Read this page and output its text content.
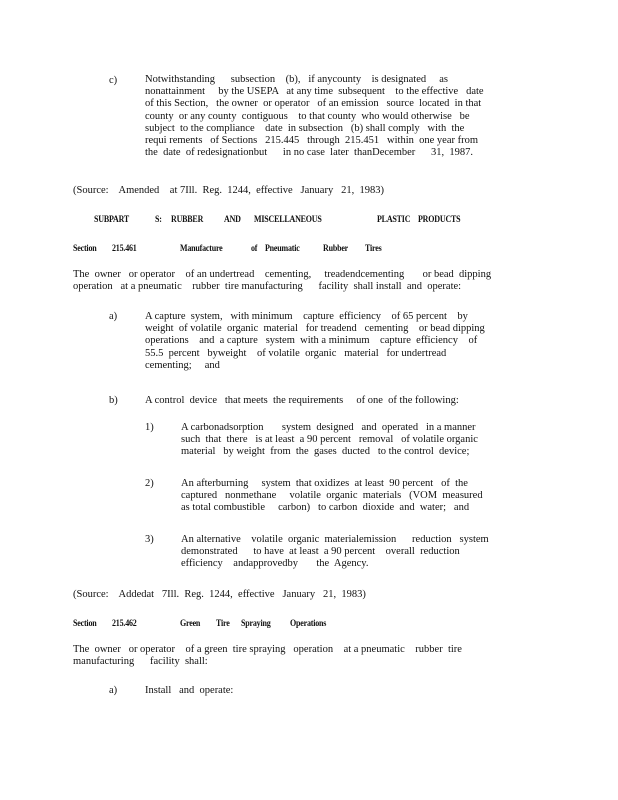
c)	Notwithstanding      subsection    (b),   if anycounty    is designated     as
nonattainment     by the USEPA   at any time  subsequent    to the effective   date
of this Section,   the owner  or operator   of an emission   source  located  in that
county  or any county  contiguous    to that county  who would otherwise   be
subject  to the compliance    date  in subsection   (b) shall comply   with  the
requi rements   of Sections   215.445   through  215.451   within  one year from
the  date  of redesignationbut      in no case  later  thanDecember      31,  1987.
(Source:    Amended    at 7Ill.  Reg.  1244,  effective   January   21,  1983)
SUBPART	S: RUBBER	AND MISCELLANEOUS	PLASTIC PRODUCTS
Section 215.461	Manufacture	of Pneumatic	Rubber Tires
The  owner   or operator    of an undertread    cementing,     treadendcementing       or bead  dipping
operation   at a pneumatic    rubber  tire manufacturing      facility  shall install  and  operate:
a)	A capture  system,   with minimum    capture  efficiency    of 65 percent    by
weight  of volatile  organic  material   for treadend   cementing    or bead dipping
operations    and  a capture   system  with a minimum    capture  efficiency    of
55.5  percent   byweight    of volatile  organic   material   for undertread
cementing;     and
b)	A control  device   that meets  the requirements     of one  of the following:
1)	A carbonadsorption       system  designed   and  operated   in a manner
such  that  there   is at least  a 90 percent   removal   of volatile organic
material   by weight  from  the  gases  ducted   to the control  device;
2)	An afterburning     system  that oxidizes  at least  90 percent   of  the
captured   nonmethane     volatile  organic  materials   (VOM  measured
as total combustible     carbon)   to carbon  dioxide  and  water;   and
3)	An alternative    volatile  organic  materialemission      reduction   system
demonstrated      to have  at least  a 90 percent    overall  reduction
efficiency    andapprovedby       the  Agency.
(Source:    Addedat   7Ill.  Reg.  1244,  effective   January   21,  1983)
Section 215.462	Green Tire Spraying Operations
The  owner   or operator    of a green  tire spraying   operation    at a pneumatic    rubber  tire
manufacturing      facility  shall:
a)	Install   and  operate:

### [What you will do]
In your copy, repeat each record exactly and include no pictures.

### [The reply]
Read this page and output its text content.
c)	Notwithstanding      subsection    (b),   if anycounty    is designated     as
nonattainment     by the USEPA   at any time  subsequent    to the effective   date
of this Section,   the owner  or operator   of an emission   source  located  in that
county  or any county  contiguous    to that county  who would otherwise   be
subject  to the compliance    date  in subsection   (b) shall comply   with  the
requi rements   of Sections   215.445   through  215.451   within  one year from
the  date  of redesignationbut      in no case  later  thanDecember      31,  1987.
(Source:    Amended    at 7Ill.  Reg.  1244,  effective   January   21,  1983)
SUBPART	S: RUBBER	AND MISCELLANEOUS	PLASTIC PRODUCTS
Section 215.461	Manufacture	of Pneumatic	Rubber Tires
The  owner   or operator    of an undertread    cementing,     treadendcementing       or bead  dipping
operation   at a pneumatic    rubber  tire manufacturing      facility  shall install  and  operate:
a)	A capture  system,   with minimum    capture  efficiency    of 65 percent    by
weight  of volatile  organic  material   for treadend   cementing    or bead dipping
operations    and  a capture   system  with a minimum    capture  efficiency    of
55.5  percent   byweight    of volatile  organic   material   for undertread
cementing;     and
b)	A control  device   that meets  the requirements     of one  of the following:
1)	A carbonadsorption       system  designed   and  operated   in a manner
such  that  there   is at least  a 90 percent   removal   of volatile organic
material   by weight  from  the  gases  ducted   to the control  device;
2)	An afterburning     system  that oxidizes  at least  90 percent   of  the
captured   nonmethane     volatile  organic  materials   (VOM  measured
as total combustible     carbon)   to carbon  dioxide  and  water;   and
3)	An alternative    volatile  organic  materialemission      reduction   system
demonstrated      to have  at least  a 90 percent    overall  reduction
efficiency    andapprovedby       the  Agency.
(Source:    Addedat   7Ill.  Reg.  1244,  effective   January   21,  1983)
Section 215.462	Green Tire Spraying Operations
The  owner   or operator    of a green  tire spraying   operation    at a pneumatic    rubber  tire
manufacturing      facility  shall:
a)	Install   and  operate:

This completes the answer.